*TO BE DONE*
Scan the data below for the string "σύντομα". Show every line where it turns up.

*DATASET ROWS*
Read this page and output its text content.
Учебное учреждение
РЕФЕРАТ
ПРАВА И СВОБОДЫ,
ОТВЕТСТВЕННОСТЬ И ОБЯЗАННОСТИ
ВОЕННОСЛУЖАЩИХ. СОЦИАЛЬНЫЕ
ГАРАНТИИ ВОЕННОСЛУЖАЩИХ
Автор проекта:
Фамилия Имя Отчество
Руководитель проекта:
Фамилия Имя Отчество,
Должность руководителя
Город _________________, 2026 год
...
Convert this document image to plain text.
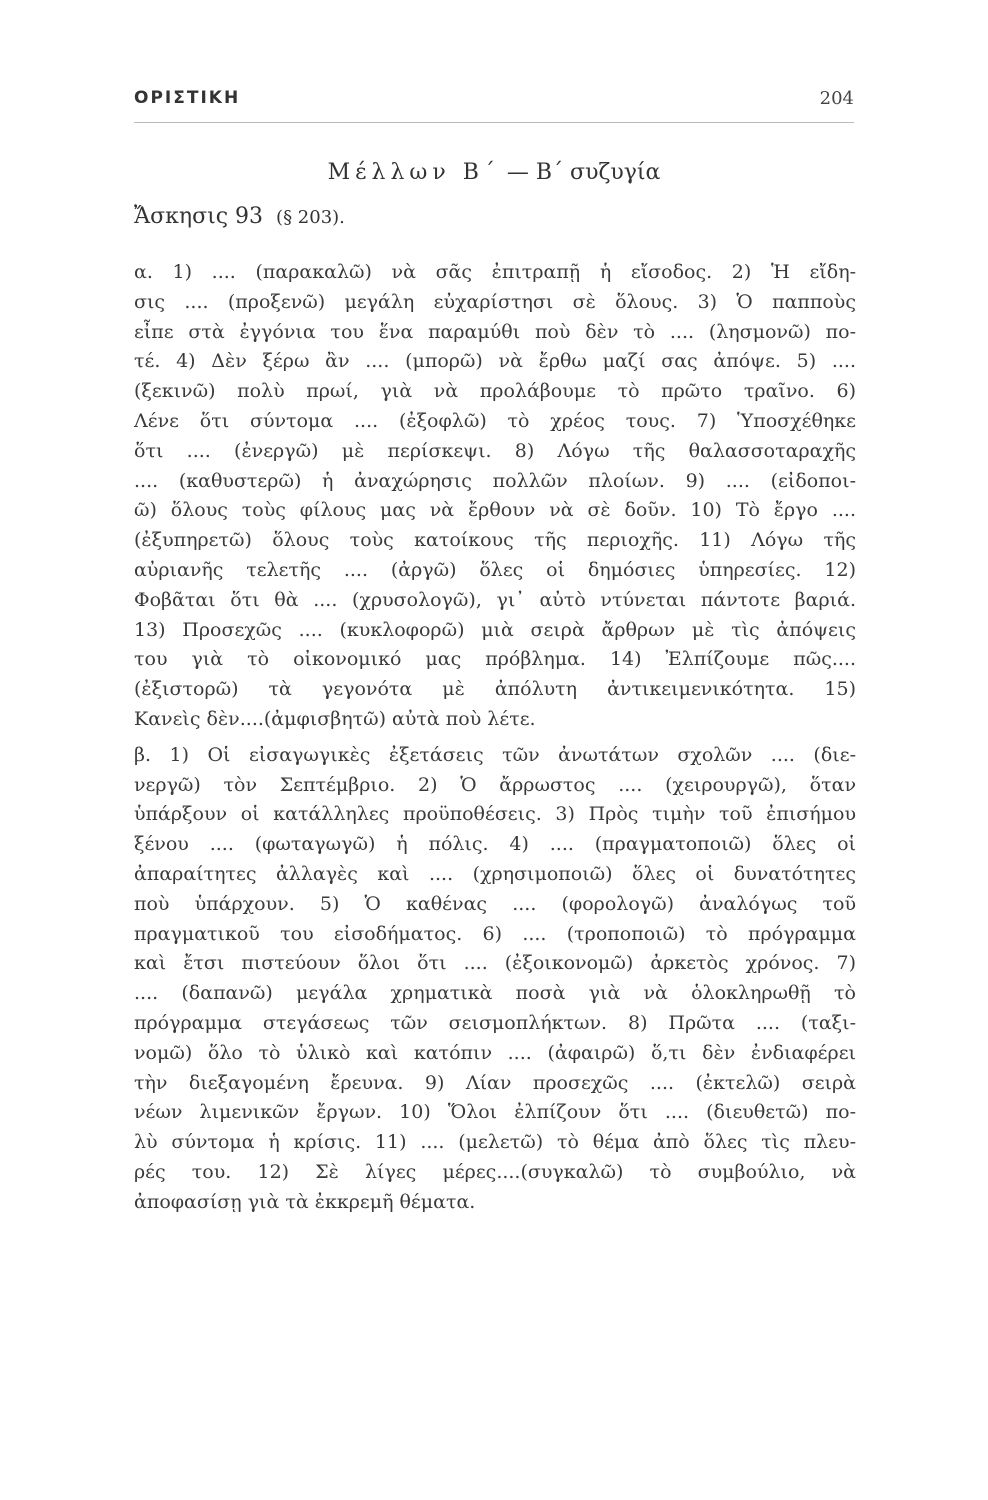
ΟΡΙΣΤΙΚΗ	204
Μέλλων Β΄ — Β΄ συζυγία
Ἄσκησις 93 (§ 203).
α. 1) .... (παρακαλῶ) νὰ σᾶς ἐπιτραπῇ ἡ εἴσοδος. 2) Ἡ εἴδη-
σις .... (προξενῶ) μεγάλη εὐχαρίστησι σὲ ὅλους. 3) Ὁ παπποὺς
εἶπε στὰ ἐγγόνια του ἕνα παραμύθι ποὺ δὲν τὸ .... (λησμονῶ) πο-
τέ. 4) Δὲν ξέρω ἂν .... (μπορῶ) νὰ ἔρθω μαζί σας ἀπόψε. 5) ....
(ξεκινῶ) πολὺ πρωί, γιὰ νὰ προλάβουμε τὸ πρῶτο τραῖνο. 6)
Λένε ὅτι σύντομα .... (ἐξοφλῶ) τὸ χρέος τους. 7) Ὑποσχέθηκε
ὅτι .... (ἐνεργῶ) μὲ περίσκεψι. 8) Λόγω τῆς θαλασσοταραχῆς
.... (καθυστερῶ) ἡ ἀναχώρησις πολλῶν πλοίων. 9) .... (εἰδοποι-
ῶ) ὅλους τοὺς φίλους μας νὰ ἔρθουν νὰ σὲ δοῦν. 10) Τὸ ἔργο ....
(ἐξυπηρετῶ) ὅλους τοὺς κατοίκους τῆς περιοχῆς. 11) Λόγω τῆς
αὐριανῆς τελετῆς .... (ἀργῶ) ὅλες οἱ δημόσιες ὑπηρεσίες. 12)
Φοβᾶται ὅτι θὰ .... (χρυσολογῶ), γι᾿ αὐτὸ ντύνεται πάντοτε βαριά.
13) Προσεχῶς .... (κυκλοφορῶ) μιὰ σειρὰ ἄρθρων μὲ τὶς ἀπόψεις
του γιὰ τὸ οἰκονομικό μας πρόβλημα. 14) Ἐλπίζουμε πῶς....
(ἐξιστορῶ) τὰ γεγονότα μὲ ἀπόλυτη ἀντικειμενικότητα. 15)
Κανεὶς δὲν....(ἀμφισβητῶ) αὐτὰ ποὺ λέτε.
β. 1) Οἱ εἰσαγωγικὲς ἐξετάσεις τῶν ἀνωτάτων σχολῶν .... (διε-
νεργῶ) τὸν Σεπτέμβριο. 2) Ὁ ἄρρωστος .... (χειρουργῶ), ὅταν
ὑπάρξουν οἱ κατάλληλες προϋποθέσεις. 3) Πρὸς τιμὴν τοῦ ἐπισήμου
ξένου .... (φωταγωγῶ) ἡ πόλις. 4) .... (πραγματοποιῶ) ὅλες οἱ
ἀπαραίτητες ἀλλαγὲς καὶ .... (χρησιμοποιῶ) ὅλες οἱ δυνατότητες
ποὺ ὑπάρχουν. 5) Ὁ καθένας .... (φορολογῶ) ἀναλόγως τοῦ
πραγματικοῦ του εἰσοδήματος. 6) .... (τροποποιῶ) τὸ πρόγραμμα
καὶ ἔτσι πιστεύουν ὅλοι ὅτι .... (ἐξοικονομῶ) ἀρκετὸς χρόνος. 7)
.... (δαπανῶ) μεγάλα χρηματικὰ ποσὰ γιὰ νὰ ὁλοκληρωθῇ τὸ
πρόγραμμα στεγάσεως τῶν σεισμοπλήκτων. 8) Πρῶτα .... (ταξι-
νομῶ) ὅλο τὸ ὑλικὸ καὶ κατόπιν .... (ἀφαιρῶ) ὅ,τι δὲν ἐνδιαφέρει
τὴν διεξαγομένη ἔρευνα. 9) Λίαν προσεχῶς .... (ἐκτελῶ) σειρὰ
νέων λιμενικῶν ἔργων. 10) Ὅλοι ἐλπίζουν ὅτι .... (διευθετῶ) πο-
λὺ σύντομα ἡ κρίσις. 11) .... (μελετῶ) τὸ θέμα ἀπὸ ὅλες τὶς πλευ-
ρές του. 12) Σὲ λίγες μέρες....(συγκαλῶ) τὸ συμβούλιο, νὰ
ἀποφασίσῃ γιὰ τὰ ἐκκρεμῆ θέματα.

*RESULT*
Λένε ὅτι σύντομα .... (ἐξοφλῶ) τὸ χρέος τους. 7) Ὑποσχέθηκε
λὺ σύντομα ἡ κρίσις. 11) .... (μελετῶ) τὸ θέμα ἀπὸ ὅλες τὶς πλευ-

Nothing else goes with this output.